(Collected data entries)
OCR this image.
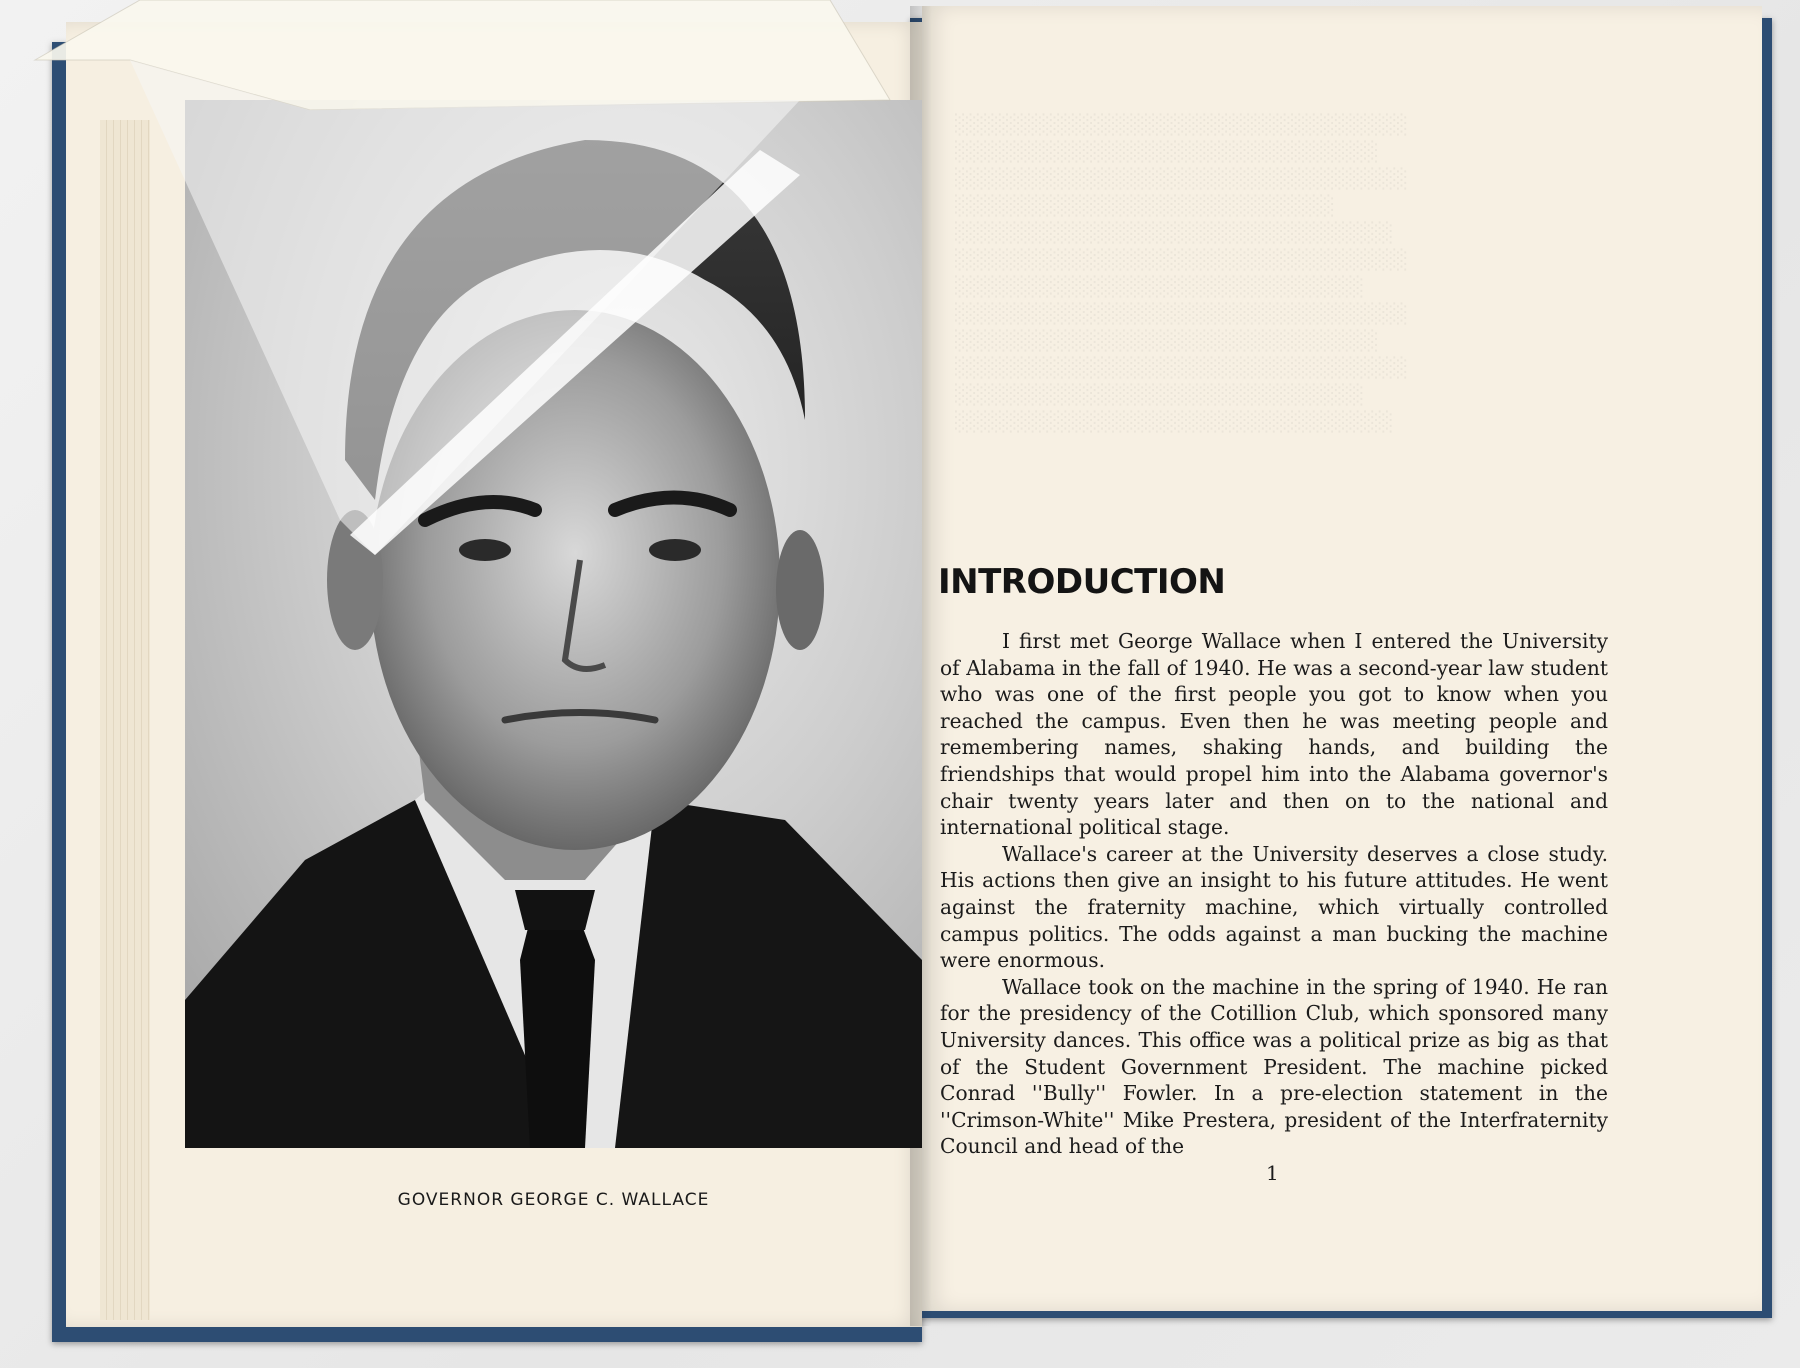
░░░░░░░░░░░░░░░░░░░░░░░░░░░░░░░
░░░░░░░░░░░░░░░░░░░░░░░░░░░░░
░░░░░░░░░░░░░░░░░░░░░░░░░░░░░░░
░░░░░░░░░░░░░░░░░░░░░░░░░░
░░░░░░░░░░░░░░░░░░░░░░░░░░░░░░
░░░░░░░░░░░░░░░░░░░░░░░░░░░░░░░
░░░░░░░░░░░░░░░░░░░░░░░░░░░░
░░░░░░░░░░░░░░░░░░░░░░░░░░░░░░░
░░░░░░░░░░░░░░░░░░░░░░░░░░░░░
░░░░░░░░░░░░░░░░░░░░░░░░░░░░░░░
░░░░░░░░░░░░░░░░░░░░░░░░░░░░
░░░░░░░░░░░░░░░░░░░░░░░░░░░░░░
GOVERNOR GEORGE C. WALLACE
INTRODUCTION

I first met George Wallace when I entered the University of Alabama in the fall of 1940. He was a second-year law student who was one of the first people you got to know when you reached the campus. Even then he was meeting people and remembering names, shaking hands, and building the friendships that would propel him into the Alabama governor's chair twenty years later and then on to the national and international political stage.

Wallace's career at the University deserves a close study. His actions then give an insight to his future attitudes. He went against the fraternity machine, which virtually controlled campus politics. The odds against a man bucking the machine were enormous.

Wallace took on the machine in the spring of 1940. He ran for the presidency of the Cotillion Club, which sponsored many University dances. This office was a political prize as big as that of the Student Government President. The machine picked Conrad ''Bully'' Fowler. In a pre-election statement in the ''Crimson-White'' Mike Prestera, president of the Interfraternity Council and head of the

1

=== EXERCISE PROMPT ===
Without including any picture, repeat the data exactly.

=== EXERCISE RESPONSE ===
OCR this image.
░░░░░░░░░░░░░░░░░░░░░░░░░░░░░░░
░░░░░░░░░░░░░░░░░░░░░░░░░░░░░
░░░░░░░░░░░░░░░░░░░░░░░░░░░░░░░
░░░░░░░░░░░░░░░░░░░░░░░░░░
░░░░░░░░░░░░░░░░░░░░░░░░░░░░░░
░░░░░░░░░░░░░░░░░░░░░░░░░░░░░░░
░░░░░░░░░░░░░░░░░░░░░░░░░░░░
░░░░░░░░░░░░░░░░░░░░░░░░░░░░░░░
░░░░░░░░░░░░░░░░░░░░░░░░░░░░░
░░░░░░░░░░░░░░░░░░░░░░░░░░░░░░░
░░░░░░░░░░░░░░░░░░░░░░░░░░░░
░░░░░░░░░░░░░░░░░░░░░░░░░░░░░░
GOVERNOR GEORGE C. WALLACE
INTRODUCTION

I first met George Wallace when I entered the University of Alabama in the fall of 1940. He was a second-year law student who was one of the first people you got to know when you reached the campus. Even then he was meeting people and remembering names, shaking hands, and building the friendships that would propel him into the Alabama governor's chair twenty years later and then on to the national and international political stage.

Wallace's career at the University deserves a close study. His actions then give an insight to his future attitudes. He went against the fraternity machine, which virtually controlled campus politics. The odds against a man bucking the machine were enormous.

Wallace took on the machine in the spring of 1940. He ran for the presidency of the Cotillion Club, which sponsored many University dances. This office was a political prize as big as that of the Student Government President. The machine picked Conrad ''Bully'' Fowler. In a pre-election statement in the ''Crimson-White'' Mike Prestera, president of the Interfraternity Council and head of the

1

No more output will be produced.